Aim - Below are some records. Pull every line that contains the word "maisons".

-- Start --

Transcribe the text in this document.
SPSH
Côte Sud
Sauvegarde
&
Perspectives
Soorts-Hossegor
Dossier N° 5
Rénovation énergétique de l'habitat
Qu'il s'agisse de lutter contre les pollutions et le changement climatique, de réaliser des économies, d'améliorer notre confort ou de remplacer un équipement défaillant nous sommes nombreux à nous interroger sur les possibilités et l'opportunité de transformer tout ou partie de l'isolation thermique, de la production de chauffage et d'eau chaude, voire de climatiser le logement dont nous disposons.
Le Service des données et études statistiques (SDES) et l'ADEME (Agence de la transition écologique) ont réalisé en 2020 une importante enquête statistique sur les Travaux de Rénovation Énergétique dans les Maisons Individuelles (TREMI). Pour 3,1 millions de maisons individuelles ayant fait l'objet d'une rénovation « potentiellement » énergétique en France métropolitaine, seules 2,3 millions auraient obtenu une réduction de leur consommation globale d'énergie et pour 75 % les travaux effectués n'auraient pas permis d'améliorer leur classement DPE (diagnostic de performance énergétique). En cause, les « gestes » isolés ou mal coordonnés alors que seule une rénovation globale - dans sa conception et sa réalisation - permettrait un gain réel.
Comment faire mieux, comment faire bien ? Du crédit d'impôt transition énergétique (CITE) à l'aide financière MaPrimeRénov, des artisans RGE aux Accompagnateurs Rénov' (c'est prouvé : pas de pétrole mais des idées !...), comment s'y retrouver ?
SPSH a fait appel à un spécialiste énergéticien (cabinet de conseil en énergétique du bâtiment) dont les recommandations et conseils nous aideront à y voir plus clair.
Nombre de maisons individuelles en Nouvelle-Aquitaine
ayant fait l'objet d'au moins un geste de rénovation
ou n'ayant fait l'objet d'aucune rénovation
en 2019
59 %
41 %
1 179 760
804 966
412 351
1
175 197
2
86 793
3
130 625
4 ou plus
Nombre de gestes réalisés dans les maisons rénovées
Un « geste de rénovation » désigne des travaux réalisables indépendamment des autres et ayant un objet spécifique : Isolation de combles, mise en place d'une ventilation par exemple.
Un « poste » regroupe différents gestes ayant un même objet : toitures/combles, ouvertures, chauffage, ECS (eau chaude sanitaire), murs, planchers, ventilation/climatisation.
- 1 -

-- End --

Answer in full -
Le Service des données et études statistiques (SDES) et l'ADEME (Agence de la transition écologique) ont réalisé en 2020 une importante enquête statistique sur les Travaux de Rénovation Énergétique dans les Maisons Individuelles (TREMI). Pour 3,1 millions de maisons individuelles ayant fait l'objet d'une rénovation « potentiellement » énergétique en France métropolitaine, seules 2,3 millions auraient obtenu une réduction de leur consommation globale d'énergie et pour 75 % les travaux effectués n'auraient pas permis d'améliorer leur classement DPE (diagnostic de performance énergétique). En cause, les « gestes » isolés ou mal coordonnés alors que seule une rénovation globale - dans sa conception et sa réalisation - permettrait un gain réel.
Nombre de maisons individuelles en Nouvelle-Aquitaine
Nombre de gestes réalisés dans les maisons rénovées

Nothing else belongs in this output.